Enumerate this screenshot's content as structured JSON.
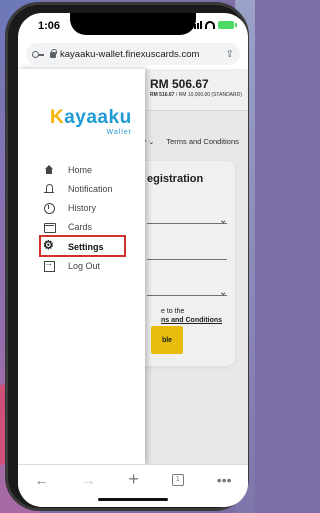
{
  "status_bar": {
    "time": "1:06"
  },
  "browser": {
    "url": "kayaaku-wallet.finexuscards.com",
    "tab_count": "1"
  },
  "header": {
    "balance": "RM 506.67",
    "balance_sub_bold": "RM 516.67",
    "balance_sub_rest": " / RM 10,000.00 (STANDARD)"
  },
  "nav": {
    "item1": "rity ⌄",
    "item2": "Terms and Conditions"
  },
  "card": {
    "title": "egistration",
    "agree_prefix": "e to the",
    "agree_link": "ns and Conditions",
    "button_label": "ble"
  },
  "logo": {
    "main_k": "K",
    "main_rest": "ayaaku",
    "sub": "Wallet"
  },
  "menu": {
    "items": [
      {
        "label": "Home",
        "icon": "home-icon"
      },
      {
        "label": "Notification",
        "icon": "bell-icon"
      },
      {
        "label": "History",
        "icon": "history-icon"
      },
      {
        "label": "Cards",
        "icon": "cards-icon"
      },
      {
        "label": "Settings",
        "icon": "gear-icon"
      },
      {
        "label": "Log Out",
        "icon": "logout-icon"
      }
    ],
    "highlighted": "Settings"
  },
  "colors": {
    "brand_blue": "#1e9ad6",
    "brand_yellow": "#f4b400",
    "button_yellow": "#f8c90f",
    "highlight_red": "#d0312d"
  }
}
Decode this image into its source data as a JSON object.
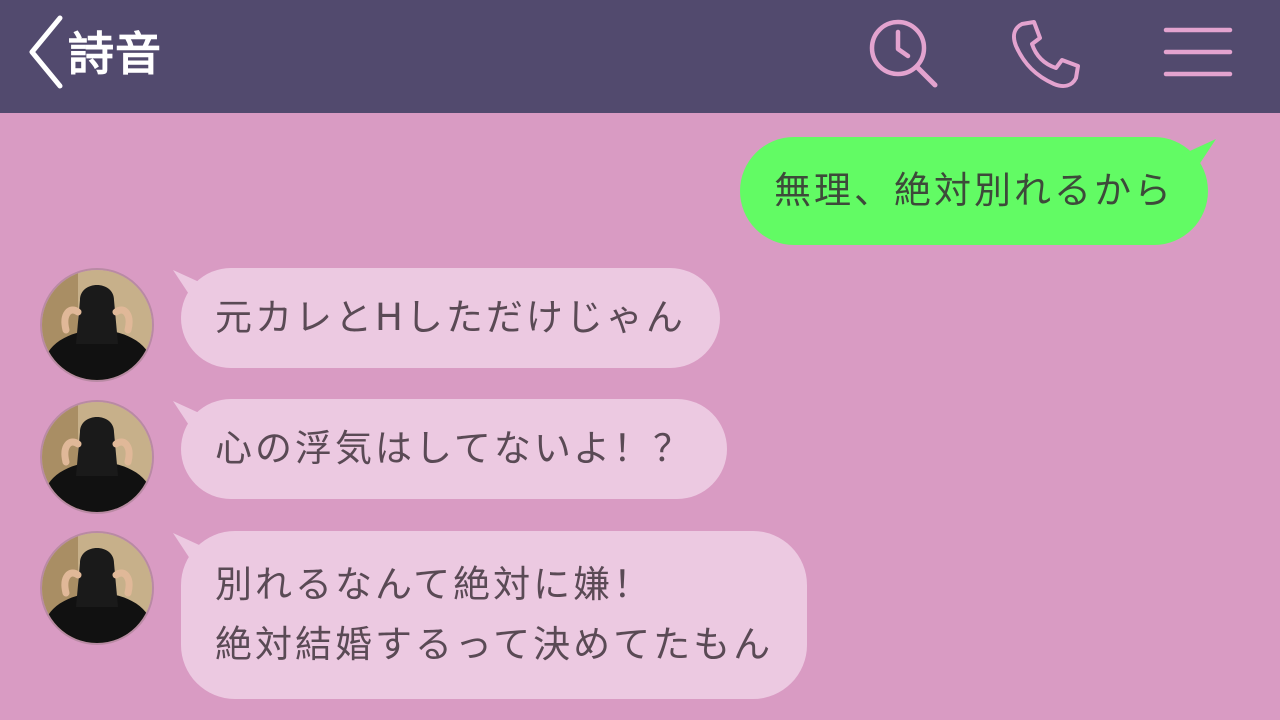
{
  "header": {
    "title": "詩音",
    "background_color": "#524a6e",
    "icons": [
      "chevron-left-icon",
      "clock-search-icon",
      "phone-icon",
      "menu-icon"
    ]
  },
  "chat": {
    "background_color": "#d99bc3",
    "outgoing_color": "#62fb64",
    "incoming_color": "#ecc9e1",
    "messages": [
      {
        "sender": "me",
        "text": "無理、絶対別れるから"
      },
      {
        "sender": "詩音",
        "text": "元カレとHしただけじゃん"
      },
      {
        "sender": "詩音",
        "text": "心の浮気はしてないよ！？"
      },
      {
        "sender": "詩音",
        "lines": [
          "別れるなんて絶対に嫌！",
          "絶対結婚するって決めてたもん"
        ]
      }
    ]
  }
}
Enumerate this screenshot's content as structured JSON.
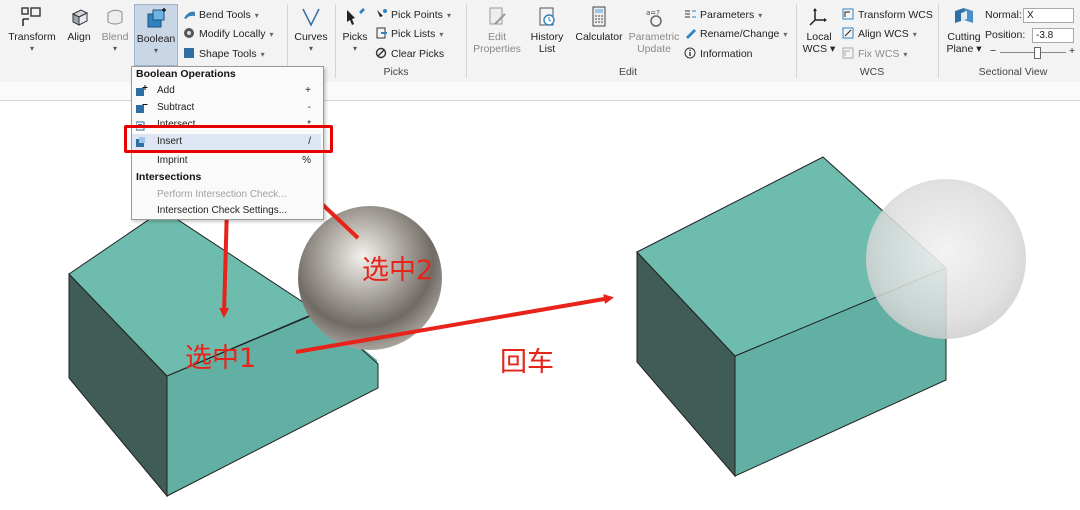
{
  "ribbon": {
    "transform_label": "Transform",
    "align_label": "Align",
    "blend_label": "Blend",
    "boolean_label": "Boolean",
    "bend_tools_label": "Bend Tools",
    "modify_locally_label": "Modify Locally",
    "shape_tools_label": "Shape Tools",
    "curves_label": "Curves",
    "picks_label": "Picks",
    "pick_points_label": "Pick Points",
    "pick_lists_label": "Pick Lists",
    "clear_picks_label": "Clear Picks",
    "picks_group": "Picks",
    "edit_properties_label": "Edit\nProperties",
    "edit_label1": "Edit",
    "edit_label2": "Properties",
    "history_label1": "History",
    "history_label2": "List",
    "calculator_label": "Calculator",
    "parametric_label1": "Parametric",
    "parametric_label2": "Update",
    "parameters_label": "Parameters",
    "rename_label": "Rename/Change",
    "information_label": "Information",
    "edit_group": "Edit",
    "local_label1": "Local",
    "local_label2": "WCS",
    "transform_wcs_label": "Transform WCS",
    "align_wcs_label": "Align WCS",
    "fix_wcs_label": "Fix WCS",
    "wcs_group": "WCS",
    "cutting_label1": "Cutting",
    "cutting_label2": "Plane",
    "normal_label": "Normal:",
    "normal_value": "X",
    "position_label": "Position:",
    "position_value": "-3.8",
    "sectional_group": "Sectional View",
    "minus": "−",
    "plus": "+"
  },
  "menu": {
    "boolean_header": "Boolean Operations",
    "items": [
      {
        "label": "Add",
        "key": "+"
      },
      {
        "label": "Subtract",
        "key": "-"
      },
      {
        "label": "Intersect",
        "key": "*"
      },
      {
        "label": "Insert",
        "key": "/"
      },
      {
        "label": "Imprint",
        "key": "%"
      }
    ],
    "intersections_header": "Intersections",
    "perform_check": "Perform Intersection Check...",
    "check_settings": "Intersection Check Settings..."
  },
  "annotations": {
    "select1": "选中1",
    "select2": "选中2",
    "enter": "回车"
  },
  "colors": {
    "box_top": "#6ebcae",
    "box_front": "#62b0a3",
    "box_side": "#3f5c57",
    "accent_red": "#e8231a"
  }
}
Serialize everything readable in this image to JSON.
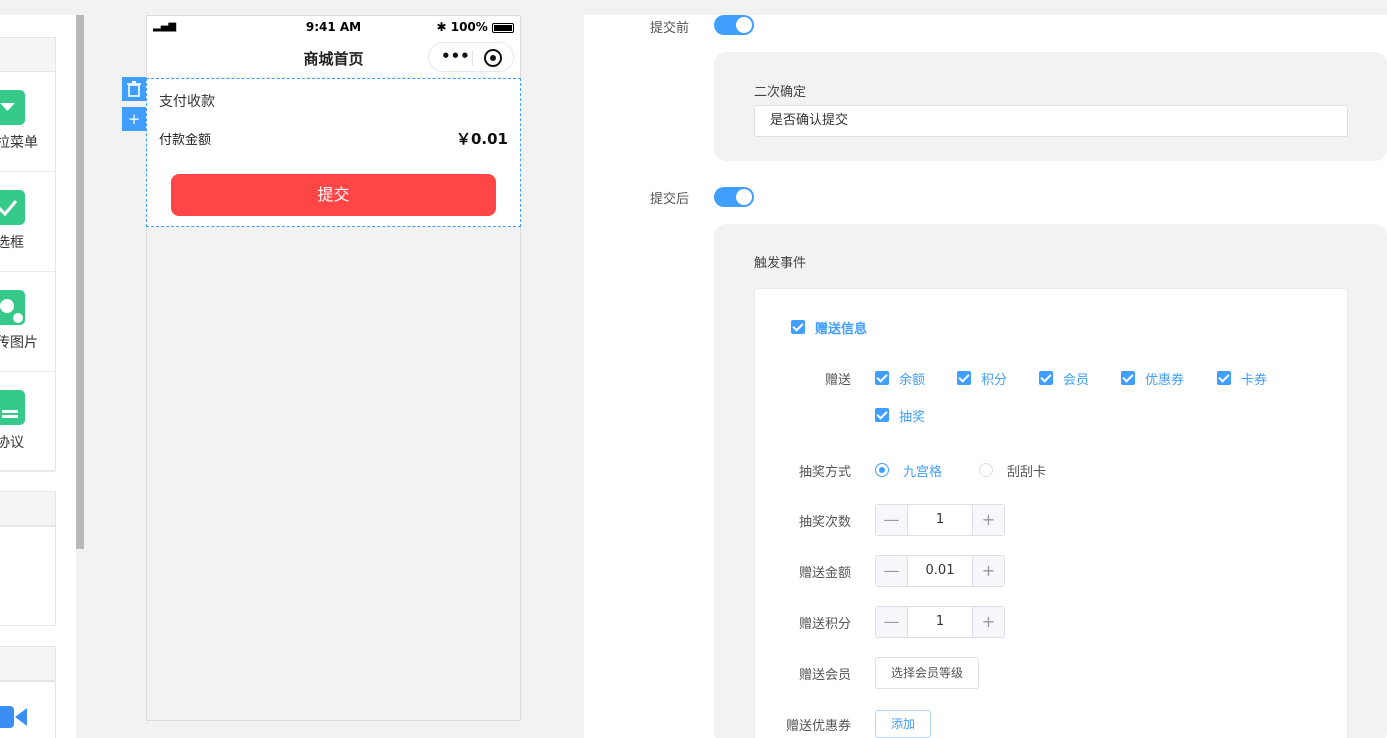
{
  "palette": {
    "items": [
      {
        "label": "拉菜单",
        "icon": "dropdown-icon"
      },
      {
        "label": "选框",
        "icon": "checkbox-icon"
      },
      {
        "label": "传图片",
        "icon": "image-upload-icon"
      },
      {
        "label": "协议",
        "icon": "agreement-icon"
      }
    ]
  },
  "phone": {
    "status_time": "9:41 AM",
    "status_signal": "▂▄▆",
    "status_battery": "100%",
    "nav_title": "商城首页",
    "nav_dots": "•••",
    "component": {
      "title": "支付收款",
      "amount_label": "付款金额",
      "amount_value": "￥0.01",
      "submit_label": "提交"
    },
    "tools": {
      "delete": "🗑",
      "add": "+"
    }
  },
  "config": {
    "before_label": "提交前",
    "before_enabled": true,
    "confirm_caption": "二次确定",
    "confirm_value": "是否确认提交",
    "after_label": "提交后",
    "after_enabled": true,
    "trigger_caption": "触发事件",
    "gift_info_label": "赠送信息",
    "gift_label": "赠送",
    "gift_options": [
      "余额",
      "积分",
      "会员",
      "优惠券",
      "卡券",
      "抽奖"
    ],
    "lottery_mode_label": "抽奖方式",
    "lottery_modes": [
      {
        "label": "九宫格",
        "selected": true
      },
      {
        "label": "刮刮卡",
        "selected": false
      }
    ],
    "lottery_times_label": "抽奖次数",
    "lottery_times": "1",
    "gift_amount_label": "赠送金额",
    "gift_amount": "0.01",
    "gift_points_label": "赠送积分",
    "gift_points": "1",
    "gift_member_label": "赠送会员",
    "gift_member_button": "选择会员等级",
    "gift_coupon_label": "赠送优惠券",
    "gift_coupon_button": "添加",
    "stepper_minus": "—",
    "stepper_plus": "+"
  },
  "colors": {
    "accent": "#409eff",
    "submit": "#ff4545",
    "palette_icon": "#35c98a"
  }
}
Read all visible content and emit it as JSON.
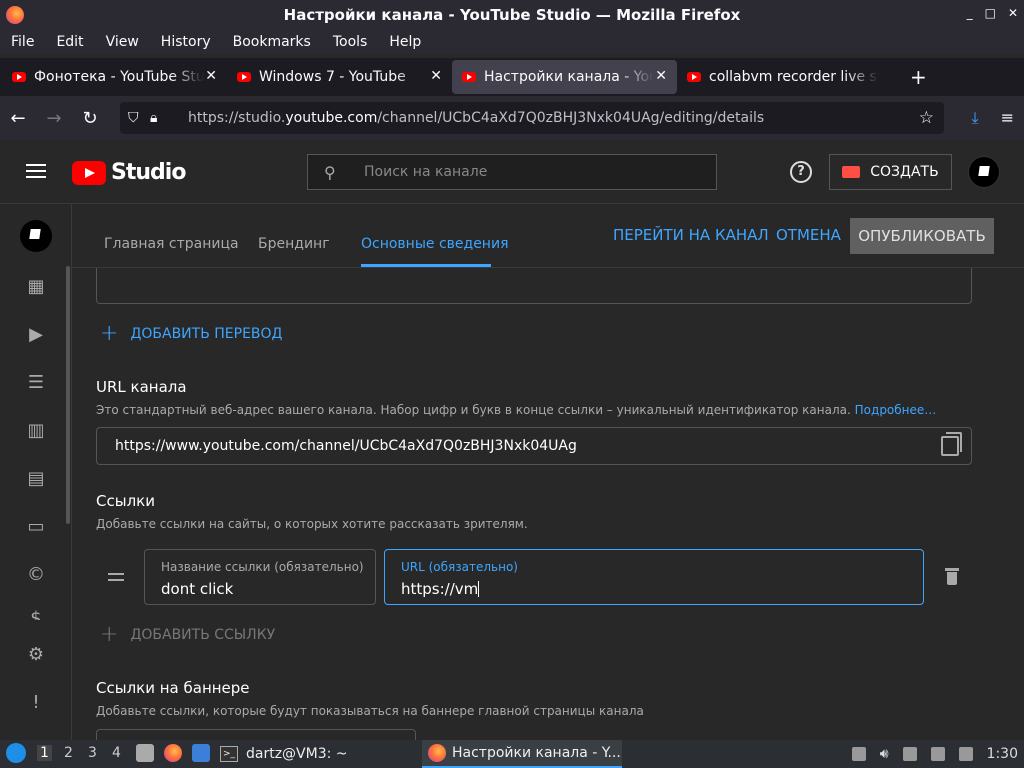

==================================================

**To be done**
Reproduce the material word for word, minus the images.

**Task solution**
Enumerate this screenshot's content as structured JSON.
{
  "status_bar": {
    "time": "1:06"
  },
  "browser": {
    "url": "kayaaku-wallet.finexuscards.com",
    "tab_count": "1"
  },
  "header": {
    "balance": "RM 506.67",
    "balance_sub_bold": "RM 516.67",
    "balance_sub_rest": " / RM 10,000.00 (STANDARD)"
  },
  "nav": {
    "item1": "rity ⌄",
    "item2": "Terms and Conditions"
  },
  "card": {
    "title": "egistration",
    "agree_prefix": "e to the",
    "agree_link": "ns and Conditions",
    "button_label": "ble"
  },
  "logo": {
    "main_k": "K",
    "main_rest": "ayaaku",
    "sub": "Wallet"
  },
  "menu": {
    "items": [
      {
        "label": "Home",
        "icon": "home-icon"
      },
      {
        "label": "Notification",
        "icon": "bell-icon"
      },
      {
        "label": "History",
        "icon": "history-icon"
      },
      {
        "label": "Cards",
        "icon": "cards-icon"
      },
      {
        "label": "Settings",
        "icon": "gear-icon"
      },
      {
        "label": "Log Out",
        "icon": "logout-icon"
      }
    ],
    "highlighted": "Settings"
  },
  "colors": {
    "brand_blue": "#1e9ad6",
    "brand_yellow": "#f4b400",
    "button_yellow": "#f8c90f",
    "highlight_red": "#d0312d"
  }
}
Decode this image into its source data as a JSON object.
{
  "header": {
    "title": "詩音",
    "background_color": "#524a6e",
    "icons": [
      "chevron-left-icon",
      "clock-search-icon",
      "phone-icon",
      "menu-icon"
    ]
  },
  "chat": {
    "background_color": "#d99bc3",
    "outgoing_color": "#62fb64",
    "incoming_color": "#ecc9e1",
    "messages": [
      {
        "sender": "me",
        "text": "無理、絶対別れるから"
      },
      {
        "sender": "詩音",
        "text": "元カレとHしただけじゃん"
      },
      {
        "sender": "詩音",
        "text": "心の浮気はしてないよ！？"
      },
      {
        "sender": "詩音",
        "lines": [
          "別れるなんて絶対に嫌！",
          "絶対結婚するって決めてたもん"
        ]
      }
    ]
  }
}
Enumerate this screenshot's content as structured JSON.
{
  "ribbon": {
    "transform_label": "Transform",
    "align_label": "Align",
    "blend_label": "Blend",
    "boolean_label": "Boolean",
    "bend_tools_label": "Bend Tools",
    "modify_locally_label": "Modify Locally",
    "shape_tools_label": "Shape Tools",
    "curves_label": "Curves",
    "picks_label": "Picks",
    "pick_points_label": "Pick Points",
    "pick_lists_label": "Pick Lists",
    "clear_picks_label": "Clear Picks",
    "picks_group": "Picks",
    "edit_properties_label": "Edit\nProperties",
    "edit_label1": "Edit",
    "edit_label2": "Properties",
    "history_label1": "History",
    "history_label2": "List",
    "calculator_label": "Calculator",
    "parametric_label1": "Parametric",
    "parametric_label2": "Update",
    "parameters_label": "Parameters",
    "rename_label": "Rename/Change",
    "information_label": "Information",
    "edit_group": "Edit",
    "local_label1": "Local",
    "local_label2": "WCS",
    "transform_wcs_label": "Transform WCS",
    "align_wcs_label": "Align WCS",
    "fix_wcs_label": "Fix WCS",
    "wcs_group": "WCS",
    "cutting_label1": "Cutting",
    "cutting_label2": "Plane",
    "normal_label": "Normal:",
    "normal_value": "X",
    "position_label": "Position:",
    "position_value": "-3.8",
    "sectional_group": "Sectional View",
    "minus": "−",
    "plus": "+"
  },
  "menu": {
    "boolean_header": "Boolean Operations",
    "items": [
      {
        "label": "Add",
        "key": "+"
      },
      {
        "label": "Subtract",
        "key": "-"
      },
      {
        "label": "Intersect",
        "key": "*"
      },
      {
        "label": "Insert",
        "key": "/"
      },
      {
        "label": "Imprint",
        "key": "%"
      }
    ],
    "intersections_header": "Intersections",
    "perform_check": "Perform Intersection Check...",
    "check_settings": "Intersection Check Settings..."
  },
  "annotations": {
    "select1": "选中1",
    "select2": "选中2",
    "enter": "回车"
  },
  "colors": {
    "box_top": "#6ebcae",
    "box_front": "#62b0a3",
    "box_side": "#3f5c57",
    "accent_red": "#e8231a"
  }
}
Serialize everything readable in this image to JSON.
{
  "palette": {
    "items": [
      {
        "label": "拉菜单",
        "icon": "dropdown-icon"
      },
      {
        "label": "选框",
        "icon": "checkbox-icon"
      },
      {
        "label": "传图片",
        "icon": "image-upload-icon"
      },
      {
        "label": "协议",
        "icon": "agreement-icon"
      }
    ]
  },
  "phone": {
    "status_time": "9:41 AM",
    "status_signal": "▂▄▆",
    "status_battery": "100%",
    "nav_title": "商城首页",
    "nav_dots": "•••",
    "component": {
      "title": "支付收款",
      "amount_label": "付款金额",
      "amount_value": "￥0.01",
      "submit_label": "提交"
    },
    "tools": {
      "delete": "🗑",
      "add": "+"
    }
  },
  "config": {
    "before_label": "提交前",
    "before_enabled": true,
    "confirm_caption": "二次确定",
    "confirm_value": "是否确认提交",
    "after_label": "提交后",
    "after_enabled": true,
    "trigger_caption": "触发事件",
    "gift_info_label": "赠送信息",
    "gift_label": "赠送",
    "gift_options": [
      "余额",
      "积分",
      "会员",
      "优惠券",
      "卡券",
      "抽奖"
    ],
    "lottery_mode_label": "抽奖方式",
    "lottery_modes": [
      {
        "label": "九宫格",
        "selected": true
      },
      {
        "label": "刮刮卡",
        "selected": false
      }
    ],
    "lottery_times_label": "抽奖次数",
    "lottery_times": "1",
    "gift_amount_label": "赠送金额",
    "gift_amount": "0.01",
    "gift_points_label": "赠送积分",
    "gift_points": "1",
    "gift_member_label": "赠送会员",
    "gift_member_button": "选择会员等级",
    "gift_coupon_label": "赠送优惠券",
    "gift_coupon_button": "添加",
    "stepper_minus": "—",
    "stepper_plus": "+"
  },
  "colors": {
    "accent": "#409eff",
    "submit": "#ff4545",
    "palette_icon": "#35c98a"
  }
}
Read all visible content and emit it as JSON.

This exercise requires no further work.